__TEXT PASSAGE__.

▼

Tianjin Binhai Library by MVRDV (Tianjin, China)
It's safe to say that no library in the world compares to the Tianjin Binhai Library.Designed by MVRDV, the stunningly beautiful structure is yet another testament to the power possessed by this exciting Dutch architecture firm. The all-white space, which has a cathedral-like quality, features undulating rows of books that allow visitors to walk among various shelves. The energy of the library, however, does not come from the books, or the wavelike shelves, but rather the spherical eye situated in the middle of the building.
LEGO House by Bjarke Ingels Group (Billund, Denmark)
Located in the same city where the famous colorful blocks were first invented, BIG's LEGO House is the dream of every person who loved the plastic toys as a child: to build a life-size model using their Legos. Fortunately for the Danes (and tourists from around the world), this Lego-inspired structure was produced by one of the most exciting architects of our time, the incomparable Bjarke Ingels. If nothing else, LEGO House is proof that the building blocks of architecture can be found among anything in this world—including children's toys. The building, which is free to enter for the public, is filled with 25 million Lego bricks throughout several exhibition areas that are meant to enhance creative, cognitive, social, and emotional skills for children (and patrons of all ages).

▲

__EXCERPTED RECORDS__.
▼

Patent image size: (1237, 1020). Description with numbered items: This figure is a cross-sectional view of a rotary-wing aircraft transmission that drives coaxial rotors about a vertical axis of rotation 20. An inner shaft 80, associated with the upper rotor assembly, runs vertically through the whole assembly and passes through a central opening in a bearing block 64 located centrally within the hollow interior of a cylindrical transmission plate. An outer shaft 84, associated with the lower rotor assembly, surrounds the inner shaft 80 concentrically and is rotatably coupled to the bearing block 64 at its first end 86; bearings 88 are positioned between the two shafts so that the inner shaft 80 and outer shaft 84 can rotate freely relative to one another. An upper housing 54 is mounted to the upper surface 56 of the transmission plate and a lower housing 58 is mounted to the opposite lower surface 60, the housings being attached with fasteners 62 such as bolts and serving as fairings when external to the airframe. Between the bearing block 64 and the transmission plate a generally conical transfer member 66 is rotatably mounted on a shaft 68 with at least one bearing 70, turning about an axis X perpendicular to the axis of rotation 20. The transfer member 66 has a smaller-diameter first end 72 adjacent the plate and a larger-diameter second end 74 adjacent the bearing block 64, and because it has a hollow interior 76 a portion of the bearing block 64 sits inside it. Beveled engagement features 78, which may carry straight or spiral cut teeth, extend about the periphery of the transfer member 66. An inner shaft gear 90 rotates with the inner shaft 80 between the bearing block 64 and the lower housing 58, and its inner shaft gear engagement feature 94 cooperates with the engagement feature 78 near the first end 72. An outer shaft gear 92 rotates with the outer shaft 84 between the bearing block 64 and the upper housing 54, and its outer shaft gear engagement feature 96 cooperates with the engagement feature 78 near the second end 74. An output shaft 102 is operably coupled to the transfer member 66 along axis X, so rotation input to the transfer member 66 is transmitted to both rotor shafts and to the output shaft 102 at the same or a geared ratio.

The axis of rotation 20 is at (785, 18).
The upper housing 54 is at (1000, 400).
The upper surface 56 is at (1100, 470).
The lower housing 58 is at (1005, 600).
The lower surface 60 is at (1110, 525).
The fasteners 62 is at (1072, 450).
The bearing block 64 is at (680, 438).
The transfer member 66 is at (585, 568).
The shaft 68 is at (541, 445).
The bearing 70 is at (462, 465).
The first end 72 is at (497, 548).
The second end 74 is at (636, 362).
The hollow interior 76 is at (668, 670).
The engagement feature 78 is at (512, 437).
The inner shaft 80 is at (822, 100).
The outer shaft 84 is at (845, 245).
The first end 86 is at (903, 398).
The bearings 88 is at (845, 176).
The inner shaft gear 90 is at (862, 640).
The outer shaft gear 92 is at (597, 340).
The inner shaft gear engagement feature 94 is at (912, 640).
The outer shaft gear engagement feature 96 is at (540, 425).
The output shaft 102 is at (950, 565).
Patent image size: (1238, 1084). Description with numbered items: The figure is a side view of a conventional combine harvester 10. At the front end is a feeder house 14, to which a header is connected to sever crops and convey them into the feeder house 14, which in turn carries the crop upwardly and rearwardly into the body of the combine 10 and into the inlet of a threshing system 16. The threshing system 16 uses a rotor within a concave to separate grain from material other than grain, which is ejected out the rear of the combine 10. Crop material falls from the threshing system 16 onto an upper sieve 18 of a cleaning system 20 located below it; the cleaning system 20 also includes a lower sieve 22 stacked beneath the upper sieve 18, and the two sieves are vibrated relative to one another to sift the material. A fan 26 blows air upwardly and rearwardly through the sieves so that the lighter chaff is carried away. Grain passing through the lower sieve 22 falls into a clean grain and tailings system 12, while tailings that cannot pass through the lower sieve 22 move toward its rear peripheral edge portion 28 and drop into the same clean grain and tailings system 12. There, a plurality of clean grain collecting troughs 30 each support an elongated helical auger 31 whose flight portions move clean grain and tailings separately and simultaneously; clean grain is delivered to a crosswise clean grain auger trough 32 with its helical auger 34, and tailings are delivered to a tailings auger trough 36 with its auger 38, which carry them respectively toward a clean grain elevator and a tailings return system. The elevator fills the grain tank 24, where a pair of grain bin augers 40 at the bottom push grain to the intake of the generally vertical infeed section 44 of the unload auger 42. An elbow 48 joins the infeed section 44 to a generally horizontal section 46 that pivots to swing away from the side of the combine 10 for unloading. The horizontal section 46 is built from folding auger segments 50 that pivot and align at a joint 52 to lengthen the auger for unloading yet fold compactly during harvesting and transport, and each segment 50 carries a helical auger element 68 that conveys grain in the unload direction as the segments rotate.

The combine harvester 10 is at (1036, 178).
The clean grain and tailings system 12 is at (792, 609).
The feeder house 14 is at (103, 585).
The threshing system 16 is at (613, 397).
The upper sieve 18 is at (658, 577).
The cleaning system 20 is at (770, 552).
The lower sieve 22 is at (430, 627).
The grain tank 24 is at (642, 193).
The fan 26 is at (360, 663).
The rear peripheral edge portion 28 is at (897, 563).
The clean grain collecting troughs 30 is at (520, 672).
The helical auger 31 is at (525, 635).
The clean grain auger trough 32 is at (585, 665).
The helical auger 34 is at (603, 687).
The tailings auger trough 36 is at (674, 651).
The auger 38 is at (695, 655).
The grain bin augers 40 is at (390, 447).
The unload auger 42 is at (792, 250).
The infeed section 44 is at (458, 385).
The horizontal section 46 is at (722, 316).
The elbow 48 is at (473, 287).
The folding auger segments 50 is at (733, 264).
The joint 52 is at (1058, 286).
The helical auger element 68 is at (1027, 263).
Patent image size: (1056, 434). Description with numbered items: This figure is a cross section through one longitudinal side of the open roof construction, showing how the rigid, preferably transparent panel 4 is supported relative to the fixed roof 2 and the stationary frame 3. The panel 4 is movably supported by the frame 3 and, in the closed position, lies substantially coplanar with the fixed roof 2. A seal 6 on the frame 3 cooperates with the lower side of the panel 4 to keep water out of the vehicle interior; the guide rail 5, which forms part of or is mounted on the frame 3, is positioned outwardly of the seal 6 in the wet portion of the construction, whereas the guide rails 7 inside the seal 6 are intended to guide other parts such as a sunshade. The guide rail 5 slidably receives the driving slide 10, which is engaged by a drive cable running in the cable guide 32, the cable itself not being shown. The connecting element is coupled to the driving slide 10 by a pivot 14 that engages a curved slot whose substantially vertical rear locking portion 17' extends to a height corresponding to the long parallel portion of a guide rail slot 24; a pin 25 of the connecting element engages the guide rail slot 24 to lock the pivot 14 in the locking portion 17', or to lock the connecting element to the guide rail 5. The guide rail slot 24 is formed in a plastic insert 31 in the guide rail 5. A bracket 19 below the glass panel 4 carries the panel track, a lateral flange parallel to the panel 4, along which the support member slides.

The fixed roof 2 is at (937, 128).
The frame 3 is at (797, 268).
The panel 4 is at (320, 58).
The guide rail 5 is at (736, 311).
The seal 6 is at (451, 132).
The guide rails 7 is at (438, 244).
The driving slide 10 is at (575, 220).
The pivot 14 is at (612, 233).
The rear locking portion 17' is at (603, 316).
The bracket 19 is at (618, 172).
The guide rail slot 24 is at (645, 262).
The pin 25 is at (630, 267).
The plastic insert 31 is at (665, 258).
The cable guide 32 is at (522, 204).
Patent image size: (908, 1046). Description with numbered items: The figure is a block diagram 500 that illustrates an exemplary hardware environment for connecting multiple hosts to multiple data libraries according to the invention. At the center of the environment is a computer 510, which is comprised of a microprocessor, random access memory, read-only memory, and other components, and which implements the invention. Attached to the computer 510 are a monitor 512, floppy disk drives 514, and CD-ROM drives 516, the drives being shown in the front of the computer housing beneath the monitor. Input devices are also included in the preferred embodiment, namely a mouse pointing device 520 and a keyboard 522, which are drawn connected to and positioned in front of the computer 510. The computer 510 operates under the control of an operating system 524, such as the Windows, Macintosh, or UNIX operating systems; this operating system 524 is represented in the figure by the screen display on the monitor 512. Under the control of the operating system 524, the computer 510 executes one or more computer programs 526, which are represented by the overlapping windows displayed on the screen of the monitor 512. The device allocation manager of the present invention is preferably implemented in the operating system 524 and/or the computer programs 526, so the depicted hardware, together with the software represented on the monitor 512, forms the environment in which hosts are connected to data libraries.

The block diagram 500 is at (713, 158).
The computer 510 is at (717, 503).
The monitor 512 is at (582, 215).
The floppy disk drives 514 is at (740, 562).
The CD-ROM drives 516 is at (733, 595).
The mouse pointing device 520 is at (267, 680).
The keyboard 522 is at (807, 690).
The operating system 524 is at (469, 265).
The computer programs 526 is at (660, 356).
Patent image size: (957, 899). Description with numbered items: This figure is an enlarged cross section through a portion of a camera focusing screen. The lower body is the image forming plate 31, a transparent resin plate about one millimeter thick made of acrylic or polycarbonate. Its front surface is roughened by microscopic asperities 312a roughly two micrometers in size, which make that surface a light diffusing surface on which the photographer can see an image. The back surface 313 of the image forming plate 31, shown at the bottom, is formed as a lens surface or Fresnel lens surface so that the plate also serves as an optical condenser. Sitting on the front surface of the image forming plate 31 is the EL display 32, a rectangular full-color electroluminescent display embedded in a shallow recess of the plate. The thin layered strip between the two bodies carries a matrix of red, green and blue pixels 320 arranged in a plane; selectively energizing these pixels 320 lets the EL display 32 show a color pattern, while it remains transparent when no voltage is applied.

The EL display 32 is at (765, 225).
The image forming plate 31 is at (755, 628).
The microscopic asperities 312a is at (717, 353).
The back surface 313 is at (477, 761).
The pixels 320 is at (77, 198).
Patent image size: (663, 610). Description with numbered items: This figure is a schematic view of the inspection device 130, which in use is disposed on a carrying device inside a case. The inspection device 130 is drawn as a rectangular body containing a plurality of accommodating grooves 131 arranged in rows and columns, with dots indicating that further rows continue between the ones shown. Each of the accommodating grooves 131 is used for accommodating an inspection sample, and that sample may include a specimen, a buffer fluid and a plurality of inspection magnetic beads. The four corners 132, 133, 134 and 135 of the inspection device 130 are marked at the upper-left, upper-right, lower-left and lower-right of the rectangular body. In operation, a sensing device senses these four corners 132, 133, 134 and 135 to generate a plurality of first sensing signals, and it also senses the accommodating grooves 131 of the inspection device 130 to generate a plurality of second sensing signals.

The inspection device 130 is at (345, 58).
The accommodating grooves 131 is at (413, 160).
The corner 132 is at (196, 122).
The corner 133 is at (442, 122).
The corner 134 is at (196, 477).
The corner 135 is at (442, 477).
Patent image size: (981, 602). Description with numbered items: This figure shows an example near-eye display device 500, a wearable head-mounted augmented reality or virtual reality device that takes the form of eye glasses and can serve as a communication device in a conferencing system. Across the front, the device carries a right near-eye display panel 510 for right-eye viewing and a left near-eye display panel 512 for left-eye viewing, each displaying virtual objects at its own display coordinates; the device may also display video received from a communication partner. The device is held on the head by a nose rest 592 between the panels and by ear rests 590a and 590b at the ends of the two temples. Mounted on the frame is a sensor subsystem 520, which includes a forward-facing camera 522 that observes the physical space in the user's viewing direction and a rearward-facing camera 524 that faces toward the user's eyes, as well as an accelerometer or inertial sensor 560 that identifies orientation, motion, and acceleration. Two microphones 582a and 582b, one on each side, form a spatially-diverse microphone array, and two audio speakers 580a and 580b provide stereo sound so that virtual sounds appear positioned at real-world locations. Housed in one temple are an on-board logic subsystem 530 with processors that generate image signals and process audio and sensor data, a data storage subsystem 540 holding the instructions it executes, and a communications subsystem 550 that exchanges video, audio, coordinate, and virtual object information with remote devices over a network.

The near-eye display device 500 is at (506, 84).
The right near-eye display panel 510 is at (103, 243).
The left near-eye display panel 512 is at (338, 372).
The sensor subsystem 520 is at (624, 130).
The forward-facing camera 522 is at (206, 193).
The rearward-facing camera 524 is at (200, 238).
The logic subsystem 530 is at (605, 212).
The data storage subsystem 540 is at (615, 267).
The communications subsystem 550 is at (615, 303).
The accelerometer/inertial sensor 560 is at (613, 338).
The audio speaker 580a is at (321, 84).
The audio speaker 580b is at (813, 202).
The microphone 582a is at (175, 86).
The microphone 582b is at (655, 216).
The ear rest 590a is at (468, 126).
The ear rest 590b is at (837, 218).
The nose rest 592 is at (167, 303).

▲

__DIRECTIONS__. Revise the architecture text from "It's safe to" up to and including "Group (Billund, Denmark)", putting "bookcases" wherever "shelves" appears.

__EXERCISE OUTPUT__.
It's safe to say that no library in the world compares to the Tianjin Binhai Library.Designed by MVRDV, the stunningly beautiful structure is yet another testament to the power possessed by this exciting Dutch architecture firm. The all-white space, which has a cathedral-like quality, features undulating rows of books that allow visitors to walk among various bookcases. The energy of the library, however, does not come from the books, or the wavelike bookcases, but rather the spherical eye situated in the middle of the building.
LEGO House by Bjarke Ingels Group (Billund, Denmark)